### The exercise
Reproduce the entries below in full, word for word.

### Supplied entries
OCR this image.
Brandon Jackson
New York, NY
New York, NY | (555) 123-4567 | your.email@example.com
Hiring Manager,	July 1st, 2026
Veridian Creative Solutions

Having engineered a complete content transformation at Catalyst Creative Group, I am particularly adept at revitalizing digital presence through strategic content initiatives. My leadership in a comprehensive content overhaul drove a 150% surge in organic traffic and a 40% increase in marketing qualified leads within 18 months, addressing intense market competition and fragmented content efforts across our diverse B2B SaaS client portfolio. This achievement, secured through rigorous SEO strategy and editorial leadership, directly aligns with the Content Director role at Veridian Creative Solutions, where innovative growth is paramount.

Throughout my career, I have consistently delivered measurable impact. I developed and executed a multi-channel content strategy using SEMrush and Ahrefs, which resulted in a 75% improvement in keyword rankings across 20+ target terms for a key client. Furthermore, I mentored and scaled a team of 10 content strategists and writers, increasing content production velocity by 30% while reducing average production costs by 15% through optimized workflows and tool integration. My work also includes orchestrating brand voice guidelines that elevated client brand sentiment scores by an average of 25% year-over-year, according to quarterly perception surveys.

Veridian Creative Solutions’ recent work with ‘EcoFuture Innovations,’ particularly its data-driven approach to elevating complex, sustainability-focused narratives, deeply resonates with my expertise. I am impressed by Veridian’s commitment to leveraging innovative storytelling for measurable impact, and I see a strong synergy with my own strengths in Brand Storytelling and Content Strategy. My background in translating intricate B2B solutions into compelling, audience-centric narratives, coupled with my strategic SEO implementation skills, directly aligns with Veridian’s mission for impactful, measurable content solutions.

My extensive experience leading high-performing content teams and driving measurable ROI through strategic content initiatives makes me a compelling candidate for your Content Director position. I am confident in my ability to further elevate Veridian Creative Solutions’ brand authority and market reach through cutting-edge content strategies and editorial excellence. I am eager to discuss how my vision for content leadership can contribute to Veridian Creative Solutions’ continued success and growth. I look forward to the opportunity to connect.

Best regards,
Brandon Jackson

### Exercise output
OCR this image.
Brandon Jackson
New York, NY
New York, NY | (555) 123-4567 | your.email@example.com
Hiring Manager,	July 1st, 2026
Veridian Creative Solutions

Having engineered a complete content transformation at Catalyst Creative Group, I am particularly adept at revitalizing digital presence through strategic content initiatives. My leadership in a comprehensive content overhaul drove a 150% surge in organic traffic and a 40% increase in marketing qualified leads within 18 months, addressing intense market competition and fragmented content efforts across our diverse B2B SaaS client portfolio. This achievement, secured through rigorous SEO strategy and editorial leadership, directly aligns with the Content Director role at Veridian Creative Solutions, where innovative growth is paramount.

Throughout my career, I have consistently delivered measurable impact. I developed and executed a multi-channel content strategy using SEMrush and Ahrefs, which resulted in a 75% improvement in keyword rankings across 20+ target terms for a key client. Furthermore, I mentored and scaled a team of 10 content strategists and writers, increasing content production velocity by 30% while reducing average production costs by 15% through optimized workflows and tool integration. My work also includes orchestrating brand voice guidelines that elevated client brand sentiment scores by an average of 25% year-over-year, according to quarterly perception surveys.

Veridian Creative Solutions’ recent work with ‘EcoFuture Innovations,’ particularly its data-driven approach to elevating complex, sustainability-focused narratives, deeply resonates with my expertise. I am impressed by Veridian’s commitment to leveraging innovative storytelling for measurable impact, and I see a strong synergy with my own strengths in Brand Storytelling and Content Strategy. My background in translating intricate B2B solutions into compelling, audience-centric narratives, coupled with my strategic SEO implementation skills, directly aligns with Veridian’s mission for impactful, measurable content solutions.

My extensive experience leading high-performing content teams and driving measurable ROI through strategic content initiatives makes me a compelling candidate for your Content Director position. I am confident in my ability to further elevate Veridian Creative Solutions’ brand authority and market reach through cutting-edge content strategies and editorial excellence. I am eager to discuss how my vision for content leadership can contribute to Veridian Creative Solutions’ continued success and growth. I look forward to the opportunity to connect.

Best regards,
Brandon Jackson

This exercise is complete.